▶ Input data

▼▼▼

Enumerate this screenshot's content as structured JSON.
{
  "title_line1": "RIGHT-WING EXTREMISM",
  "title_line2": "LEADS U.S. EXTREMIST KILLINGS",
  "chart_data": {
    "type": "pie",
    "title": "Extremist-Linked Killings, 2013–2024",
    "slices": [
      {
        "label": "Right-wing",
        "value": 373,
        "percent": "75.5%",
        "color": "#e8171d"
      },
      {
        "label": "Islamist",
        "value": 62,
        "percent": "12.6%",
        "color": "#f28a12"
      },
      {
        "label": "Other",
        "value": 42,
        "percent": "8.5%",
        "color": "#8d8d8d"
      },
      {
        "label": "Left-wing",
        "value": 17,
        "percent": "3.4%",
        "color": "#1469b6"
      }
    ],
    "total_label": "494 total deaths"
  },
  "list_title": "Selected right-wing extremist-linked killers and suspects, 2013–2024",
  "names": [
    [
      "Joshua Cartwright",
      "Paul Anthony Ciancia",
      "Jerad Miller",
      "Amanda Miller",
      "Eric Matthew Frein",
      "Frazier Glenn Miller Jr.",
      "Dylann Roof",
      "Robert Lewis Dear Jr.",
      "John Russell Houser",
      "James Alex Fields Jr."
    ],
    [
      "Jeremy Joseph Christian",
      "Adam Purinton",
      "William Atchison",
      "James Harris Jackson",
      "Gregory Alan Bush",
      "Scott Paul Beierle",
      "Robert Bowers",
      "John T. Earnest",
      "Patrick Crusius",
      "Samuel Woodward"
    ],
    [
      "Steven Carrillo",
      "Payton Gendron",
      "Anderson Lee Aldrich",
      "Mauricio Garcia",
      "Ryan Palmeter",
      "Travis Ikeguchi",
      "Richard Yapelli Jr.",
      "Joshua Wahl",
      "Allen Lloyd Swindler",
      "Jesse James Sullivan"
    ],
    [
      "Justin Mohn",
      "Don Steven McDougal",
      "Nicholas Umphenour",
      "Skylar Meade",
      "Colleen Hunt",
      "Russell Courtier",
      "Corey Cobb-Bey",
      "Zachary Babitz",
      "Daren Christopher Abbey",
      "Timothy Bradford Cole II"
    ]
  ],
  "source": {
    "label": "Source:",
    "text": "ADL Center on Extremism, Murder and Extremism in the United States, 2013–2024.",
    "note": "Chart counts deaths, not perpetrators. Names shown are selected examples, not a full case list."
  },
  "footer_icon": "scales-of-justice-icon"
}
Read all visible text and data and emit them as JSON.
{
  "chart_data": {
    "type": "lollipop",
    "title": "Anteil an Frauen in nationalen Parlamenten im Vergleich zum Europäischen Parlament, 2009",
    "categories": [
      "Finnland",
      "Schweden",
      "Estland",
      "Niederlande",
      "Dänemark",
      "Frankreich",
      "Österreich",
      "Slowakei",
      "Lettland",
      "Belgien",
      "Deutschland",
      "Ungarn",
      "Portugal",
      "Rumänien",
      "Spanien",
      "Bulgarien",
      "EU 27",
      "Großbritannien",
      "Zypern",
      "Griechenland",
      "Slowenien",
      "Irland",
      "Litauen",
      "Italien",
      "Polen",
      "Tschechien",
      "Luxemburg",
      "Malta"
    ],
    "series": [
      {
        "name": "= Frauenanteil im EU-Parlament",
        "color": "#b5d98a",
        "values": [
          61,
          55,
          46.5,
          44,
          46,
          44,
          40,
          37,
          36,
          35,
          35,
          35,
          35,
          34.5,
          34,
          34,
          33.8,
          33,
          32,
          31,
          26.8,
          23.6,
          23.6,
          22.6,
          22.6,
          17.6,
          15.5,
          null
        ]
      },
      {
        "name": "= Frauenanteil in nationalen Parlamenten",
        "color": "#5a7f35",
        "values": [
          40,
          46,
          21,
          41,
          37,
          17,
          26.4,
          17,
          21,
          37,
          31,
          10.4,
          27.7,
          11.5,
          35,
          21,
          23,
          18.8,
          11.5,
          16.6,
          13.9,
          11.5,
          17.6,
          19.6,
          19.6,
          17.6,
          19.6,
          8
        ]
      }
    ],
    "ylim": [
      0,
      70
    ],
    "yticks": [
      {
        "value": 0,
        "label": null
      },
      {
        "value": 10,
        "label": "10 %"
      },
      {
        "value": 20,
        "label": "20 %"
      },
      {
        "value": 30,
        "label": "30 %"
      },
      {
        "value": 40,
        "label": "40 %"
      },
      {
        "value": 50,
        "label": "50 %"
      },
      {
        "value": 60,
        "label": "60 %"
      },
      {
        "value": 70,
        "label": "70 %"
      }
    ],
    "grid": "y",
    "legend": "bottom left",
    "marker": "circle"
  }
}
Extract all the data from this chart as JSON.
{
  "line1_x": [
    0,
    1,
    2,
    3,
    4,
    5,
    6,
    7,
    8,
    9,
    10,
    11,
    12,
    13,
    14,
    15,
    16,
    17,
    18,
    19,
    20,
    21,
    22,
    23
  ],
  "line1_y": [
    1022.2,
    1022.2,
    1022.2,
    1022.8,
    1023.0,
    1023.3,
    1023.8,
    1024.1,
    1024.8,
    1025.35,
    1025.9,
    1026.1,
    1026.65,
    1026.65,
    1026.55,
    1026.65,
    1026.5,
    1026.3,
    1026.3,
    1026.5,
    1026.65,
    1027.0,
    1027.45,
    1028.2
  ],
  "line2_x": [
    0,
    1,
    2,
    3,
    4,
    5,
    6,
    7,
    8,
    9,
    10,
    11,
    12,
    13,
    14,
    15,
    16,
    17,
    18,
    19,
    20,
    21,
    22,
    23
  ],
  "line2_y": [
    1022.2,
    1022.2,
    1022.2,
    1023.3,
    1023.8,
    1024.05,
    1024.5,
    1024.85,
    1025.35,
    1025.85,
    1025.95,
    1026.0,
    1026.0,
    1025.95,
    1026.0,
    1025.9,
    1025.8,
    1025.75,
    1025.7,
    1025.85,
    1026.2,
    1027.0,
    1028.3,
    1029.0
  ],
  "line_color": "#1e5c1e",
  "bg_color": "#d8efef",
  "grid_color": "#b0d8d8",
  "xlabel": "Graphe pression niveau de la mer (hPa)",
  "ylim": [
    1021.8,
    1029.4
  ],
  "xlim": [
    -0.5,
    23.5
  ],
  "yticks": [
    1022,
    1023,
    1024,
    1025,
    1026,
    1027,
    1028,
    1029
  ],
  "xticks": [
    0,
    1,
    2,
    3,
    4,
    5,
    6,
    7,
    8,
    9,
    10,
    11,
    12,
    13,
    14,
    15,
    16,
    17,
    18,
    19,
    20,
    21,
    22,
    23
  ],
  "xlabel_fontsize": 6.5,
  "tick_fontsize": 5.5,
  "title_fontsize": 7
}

▲▲▲

▶ Given problem
Return all of the entries exactly as written.

▶ Full output
Enumerate this screenshot's content as structured JSON.
{
  "title_line1": "RIGHT-WING EXTREMISM",
  "title_line2": "LEADS U.S. EXTREMIST KILLINGS",
  "chart_data": {
    "type": "pie",
    "title": "Extremist-Linked Killings, 2013–2024",
    "slices": [
      {
        "label": "Right-wing",
        "value": 373,
        "percent": "75.5%",
        "color": "#e8171d"
      },
      {
        "label": "Islamist",
        "value": 62,
        "percent": "12.6%",
        "color": "#f28a12"
      },
      {
        "label": "Other",
        "value": 42,
        "percent": "8.5%",
        "color": "#8d8d8d"
      },
      {
        "label": "Left-wing",
        "value": 17,
        "percent": "3.4%",
        "color": "#1469b6"
      }
    ],
    "total_label": "494 total deaths"
  },
  "list_title": "Selected right-wing extremist-linked killers and suspects, 2013–2024",
  "names": [
    [
      "Joshua Cartwright",
      "Paul Anthony Ciancia",
      "Jerad Miller",
      "Amanda Miller",
      "Eric Matthew Frein",
      "Frazier Glenn Miller Jr.",
      "Dylann Roof",
      "Robert Lewis Dear Jr.",
      "John Russell Houser",
      "James Alex Fields Jr."
    ],
    [
      "Jeremy Joseph Christian",
      "Adam Purinton",
      "William Atchison",
      "James Harris Jackson",
      "Gregory Alan Bush",
      "Scott Paul Beierle",
      "Robert Bowers",
      "John T. Earnest",
      "Patrick Crusius",
      "Samuel Woodward"
    ],
    [
      "Steven Carrillo",
      "Payton Gendron",
      "Anderson Lee Aldrich",
      "Mauricio Garcia",
      "Ryan Palmeter",
      "Travis Ikeguchi",
      "Richard Yapelli Jr.",
      "Joshua Wahl",
      "Allen Lloyd Swindler",
      "Jesse James Sullivan"
    ],
    [
      "Justin Mohn",
      "Don Steven McDougal",
      "Nicholas Umphenour",
      "Skylar Meade",
      "Colleen Hunt",
      "Russell Courtier",
      "Corey Cobb-Bey",
      "Zachary Babitz",
      "Daren Christopher Abbey",
      "Timothy Bradford Cole II"
    ]
  ],
  "source": {
    "label": "Source:",
    "text": "ADL Center on Extremism, Murder and Extremism in the United States, 2013–2024.",
    "note": "Chart counts deaths, not perpetrators. Names shown are selected examples, not a full case list."
  },
  "footer_icon": "scales-of-justice-icon"
}
Read all visible text and data and emit them as JSON.
{
  "chart_data": {
    "type": "lollipop",
    "title": "Anteil an Frauen in nationalen Parlamenten im Vergleich zum Europäischen Parlament, 2009",
    "categories": [
      "Finnland",
      "Schweden",
      "Estland",
      "Niederlande",
      "Dänemark",
      "Frankreich",
      "Österreich",
      "Slowakei",
      "Lettland",
      "Belgien",
      "Deutschland",
      "Ungarn",
      "Portugal",
      "Rumänien",
      "Spanien",
      "Bulgarien",
      "EU 27",
      "Großbritannien",
      "Zypern",
      "Griechenland",
      "Slowenien",
      "Irland",
      "Litauen",
      "Italien",
      "Polen",
      "Tschechien",
      "Luxemburg",
      "Malta"
    ],
    "series": [
      {
        "name": "= Frauenanteil im EU-Parlament",
        "color": "#b5d98a",
        "values": [
          61,
          55,
          46.5,
          44,
          46,
          44,
          40,
          37,
          36,
          35,
          35,
          35,
          35,
          34.5,
          34,
          34,
          33.8,
          33,
          32,
          31,
          26.8,
          23.6,
          23.6,
          22.6,
          22.6,
          17.6,
          15.5,
          null
        ]
      },
      {
        "name": "= Frauenanteil in nationalen Parlamenten",
        "color": "#5a7f35",
        "values": [
          40,
          46,
          21,
          41,
          37,
          17,
          26.4,
          17,
          21,
          37,
          31,
          10.4,
          27.7,
          11.5,
          35,
          21,
          23,
          18.8,
          11.5,
          16.6,
          13.9,
          11.5,
          17.6,
          19.6,
          19.6,
          17.6,
          19.6,
          8
        ]
      }
    ],
    "ylim": [
      0,
      70
    ],
    "yticks": [
      {
        "value": 0,
        "label": null
      },
      {
        "value": 10,
        "label": "10 %"
      },
      {
        "value": 20,
        "label": "20 %"
      },
      {
        "value": 30,
        "label": "30 %"
      },
      {
        "value": 40,
        "label": "40 %"
      },
      {
        "value": 50,
        "label": "50 %"
      },
      {
        "value": 60,
        "label": "60 %"
      },
      {
        "value": 70,
        "label": "70 %"
      }
    ],
    "grid": "y",
    "legend": "bottom left",
    "marker": "circle"
  }
}
Extract all the data from this chart as JSON.
{
  "line1_x": [
    0,
    1,
    2,
    3,
    4,
    5,
    6,
    7,
    8,
    9,
    10,
    11,
    12,
    13,
    14,
    15,
    16,
    17,
    18,
    19,
    20,
    21,
    22,
    23
  ],
  "line1_y": [
    1022.2,
    1022.2,
    1022.2,
    1022.8,
    1023.0,
    1023.3,
    1023.8,
    1024.1,
    1024.8,
    1025.35,
    1025.9,
    1026.1,
    1026.65,
    1026.65,
    1026.55,
    1026.65,
    1026.5,
    1026.3,
    1026.3,
    1026.5,
    1026.65,
    1027.0,
    1027.45,
    1028.2
  ],
  "line2_x": [
    0,
    1,
    2,
    3,
    4,
    5,
    6,
    7,
    8,
    9,
    10,
    11,
    12,
    13,
    14,
    15,
    16,
    17,
    18,
    19,
    20,
    21,
    22,
    23
  ],
  "line2_y": [
    1022.2,
    1022.2,
    1022.2,
    1023.3,
    1023.8,
    1024.05,
    1024.5,
    1024.85,
    1025.35,
    1025.85,
    1025.95,
    1026.0,
    1026.0,
    1025.95,
    1026.0,
    1025.9,
    1025.8,
    1025.75,
    1025.7,
    1025.85,
    1026.2,
    1027.0,
    1028.3,
    1029.0
  ],
  "line_color": "#1e5c1e",
  "bg_color": "#d8efef",
  "grid_color": "#b0d8d8",
  "xlabel": "Graphe pression niveau de la mer (hPa)",
  "ylim": [
    1021.8,
    1029.4
  ],
  "xlim": [
    -0.5,
    23.5
  ],
  "yticks": [
    1022,
    1023,
    1024,
    1025,
    1026,
    1027,
    1028,
    1029
  ],
  "xticks": [
    0,
    1,
    2,
    3,
    4,
    5,
    6,
    7,
    8,
    9,
    10,
    11,
    12,
    13,
    14,
    15,
    16,
    17,
    18,
    19,
    20,
    21,
    22,
    23
  ],
  "xlabel_fontsize": 6.5,
  "tick_fontsize": 5.5,
  "title_fontsize": 7
}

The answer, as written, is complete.